● **任务要求**:
(A) 判断以下三条陈述是否与候选人追踪题目文本相符，每条回答“是”或“否”，并原文引用起决定作用的语句：（i）HIHO314159团体共有314159名团员；（ii）S集合内的候选人须按名次先后排列；（iii）对于60%的数据，N和K均不超过100。
(B) 原样输出清单中从第一行起到包含“shensha-label: 天乙贵人 [159, 1162, 264, 1196]”的那一行为止的各行，首尾两行均包括在内。

● **给定文本**:
........

T27384: 候选人追踪

懒更新，http://cs101.openjudge.cn/practice/27384/

超大型偶像团体HIHO314159总选举刚刚结束了。制作人小Hi正在复盘分析投票过程。

小Hi获得了N条投票记录，每条记录都包含一个时间戳Ti以及候选人编号Ci，代表有一位粉丝在Ti时刻投了Ci一票。

给定一个包含K名候选人集合S={S1, S2, ... SK}，小Hi想知道从投票开始(0时刻)，到最后一张票投出的时刻(max{Ti})，期间有多少时间得票最多的前K名候选人恰好是S中的K名候选人。

注意这里对前K名的要求是"严格"的，换句话说，S中的每一名候选人得票都要大于任何一名S之外的候选人。S集合内名次先后不作要求。

注：HIHO314159这个团体有314159名团员，编号是1~314159。

输入

第一行包含两个整数N和K。

第二行包含2N个整数：T1, C1, T2, C2, ... TN, CN。

第三行包含K个整数：S1, S2, ... SK。

对于30%的数据，1 ≤ N, K ≤ 100

对于60%的数据，1 ≤ N, K ≤ 1000

对于100%的数据, 1 ≤ N, K ≤ 314159 1 ≤ Ti ≤ 1000000 1 ≤ Ci, SK ≤ 314159

输出

一个整数，表示前K名恰好是S一共持续了多少时间。

样例输入

10 2  
3 1 4 1 5 1 4 3 6 5 8 3 7 5 8 5 9 1 10 5  
1 5

样例输出

来源：HC

python

import heapq

maxn = 320000
cnt = [0] * maxn
n, k = 0, 0
vis = [False] * maxn

n, k = map(int, input().split())
*records, = map(int, input().split())
arr = [(records[i], records[i+1]) for i in range(0, 2*n, 2)]

Q = []
candidates = list(map(int, input().split()))
for i in range(k):
    heapq.heappush(Q, (0, candidates[i]))
    vis[candidates[i]] = True

arr = sorted(arr[:n])
if k == 314159:
    print(arr[n-1][0])
    exit()

rmx = 0
rs = 0
for i in range(n):
    c = arr[i][1]
    cnt[c] += 1
    if vis[c]:
        while cnt[Q[0][1]]: # 懒更新，每次只更新到堆中的最小值是实际的最小值
            f = heapq.heappop(Q)
            f = (f[0] + cnt[f[1]], f[1])
            heapq.heappush(Q, f)
            cnt[f[1]] = 0
    else:
        rmx = max(rmx, cnt[c])
    if i != n-1 and arr[i+1][0] != arr[i][0] and Q[0][0] > rmx:
        rs += arr[i+1][0] - arr[i][0]

print(rs)

python

# 23n2300011335 邓锦文
n,k = map(int,input().split())
lst = list(map(int,input().split()))
arr = sorted([[lst[2*i],lst[2*i+1]] for i in range(n)])
vote = [0 for _ in range(314160)]
s = list(map(int,input().split()))
mark_dict = {}
for i in range(k):
    mark_dict[s[i]] = 0
if k == 314159:
    print(arr[-1][0])
    exit()

........

(提取记录)
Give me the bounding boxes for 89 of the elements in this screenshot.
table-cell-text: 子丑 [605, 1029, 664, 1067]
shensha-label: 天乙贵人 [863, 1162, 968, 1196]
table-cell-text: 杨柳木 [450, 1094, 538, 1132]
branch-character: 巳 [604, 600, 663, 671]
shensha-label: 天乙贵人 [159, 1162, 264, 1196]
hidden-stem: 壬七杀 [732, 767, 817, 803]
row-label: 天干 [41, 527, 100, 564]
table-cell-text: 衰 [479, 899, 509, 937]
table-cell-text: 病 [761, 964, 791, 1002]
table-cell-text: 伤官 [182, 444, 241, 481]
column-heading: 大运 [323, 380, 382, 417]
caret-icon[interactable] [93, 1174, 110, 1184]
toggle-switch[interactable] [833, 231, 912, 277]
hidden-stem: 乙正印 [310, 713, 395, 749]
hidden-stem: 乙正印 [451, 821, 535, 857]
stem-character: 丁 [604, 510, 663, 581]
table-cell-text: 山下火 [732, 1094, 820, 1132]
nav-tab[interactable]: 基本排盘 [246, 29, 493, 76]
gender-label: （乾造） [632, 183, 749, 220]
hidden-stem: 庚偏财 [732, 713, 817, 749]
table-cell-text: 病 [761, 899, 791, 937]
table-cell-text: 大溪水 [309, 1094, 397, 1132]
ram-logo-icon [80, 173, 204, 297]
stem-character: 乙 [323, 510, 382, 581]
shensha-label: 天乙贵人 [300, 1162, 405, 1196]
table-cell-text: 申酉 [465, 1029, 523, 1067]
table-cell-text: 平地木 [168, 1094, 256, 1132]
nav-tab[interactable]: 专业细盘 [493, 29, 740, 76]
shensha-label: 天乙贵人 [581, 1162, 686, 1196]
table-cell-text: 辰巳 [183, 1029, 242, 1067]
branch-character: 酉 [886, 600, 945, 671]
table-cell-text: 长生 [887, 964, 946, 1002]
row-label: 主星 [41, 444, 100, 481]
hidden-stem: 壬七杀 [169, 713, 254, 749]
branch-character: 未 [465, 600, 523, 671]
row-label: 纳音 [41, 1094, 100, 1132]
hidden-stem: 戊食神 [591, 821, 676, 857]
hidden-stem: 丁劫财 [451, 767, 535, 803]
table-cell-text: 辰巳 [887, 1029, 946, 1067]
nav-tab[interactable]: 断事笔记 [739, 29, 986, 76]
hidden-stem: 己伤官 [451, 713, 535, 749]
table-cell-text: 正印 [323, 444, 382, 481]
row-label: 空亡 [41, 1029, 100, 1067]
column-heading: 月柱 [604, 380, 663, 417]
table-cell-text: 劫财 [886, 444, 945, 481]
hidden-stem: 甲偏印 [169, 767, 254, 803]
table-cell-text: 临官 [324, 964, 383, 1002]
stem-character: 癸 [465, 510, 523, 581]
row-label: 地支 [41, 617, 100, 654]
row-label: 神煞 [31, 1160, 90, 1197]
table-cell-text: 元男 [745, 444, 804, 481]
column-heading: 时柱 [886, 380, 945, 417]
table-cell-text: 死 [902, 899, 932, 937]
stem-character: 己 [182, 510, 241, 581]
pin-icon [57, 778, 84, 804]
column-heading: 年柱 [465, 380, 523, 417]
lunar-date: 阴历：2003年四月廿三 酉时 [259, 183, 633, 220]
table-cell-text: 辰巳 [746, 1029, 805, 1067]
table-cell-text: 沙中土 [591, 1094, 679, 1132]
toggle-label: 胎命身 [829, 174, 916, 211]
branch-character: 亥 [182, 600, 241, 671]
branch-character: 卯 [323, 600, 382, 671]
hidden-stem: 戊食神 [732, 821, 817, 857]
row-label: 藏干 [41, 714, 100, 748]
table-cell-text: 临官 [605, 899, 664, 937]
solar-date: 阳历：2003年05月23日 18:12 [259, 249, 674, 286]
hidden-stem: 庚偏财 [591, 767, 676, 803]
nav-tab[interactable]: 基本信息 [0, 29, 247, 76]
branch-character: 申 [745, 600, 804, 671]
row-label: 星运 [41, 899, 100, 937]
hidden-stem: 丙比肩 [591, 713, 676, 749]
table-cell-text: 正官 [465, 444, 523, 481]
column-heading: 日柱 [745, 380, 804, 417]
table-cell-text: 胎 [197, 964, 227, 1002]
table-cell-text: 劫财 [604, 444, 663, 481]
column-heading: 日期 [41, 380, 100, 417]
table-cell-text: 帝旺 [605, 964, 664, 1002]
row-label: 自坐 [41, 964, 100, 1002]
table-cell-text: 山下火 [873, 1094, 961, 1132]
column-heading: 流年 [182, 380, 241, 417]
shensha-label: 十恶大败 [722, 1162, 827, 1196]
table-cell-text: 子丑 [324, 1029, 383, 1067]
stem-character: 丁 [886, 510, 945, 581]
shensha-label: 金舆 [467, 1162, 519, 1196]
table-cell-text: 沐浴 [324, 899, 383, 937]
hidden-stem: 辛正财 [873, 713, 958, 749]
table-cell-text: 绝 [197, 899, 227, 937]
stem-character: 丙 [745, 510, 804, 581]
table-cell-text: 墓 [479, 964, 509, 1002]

........

● **逐题解答**:
(A)
（i）是：“HIHO314159这个团体有314159名团员”
（ii）否：“S集合内名次先后不作要求”
（iii）否：“对于60%的数据，1 ≤ N, K ≤ 1000”

(B)
Give me the bounding boxes for 89 of the elements in this screenshot.
table-cell-text: 子丑 [605, 1029, 664, 1067]
shensha-label: 天乙贵人 [863, 1162, 968, 1196]
table-cell-text: 杨柳木 [450, 1094, 538, 1132]
branch-character: 巳 [604, 600, 663, 671]
shensha-label: 天乙贵人 [159, 1162, 264, 1196]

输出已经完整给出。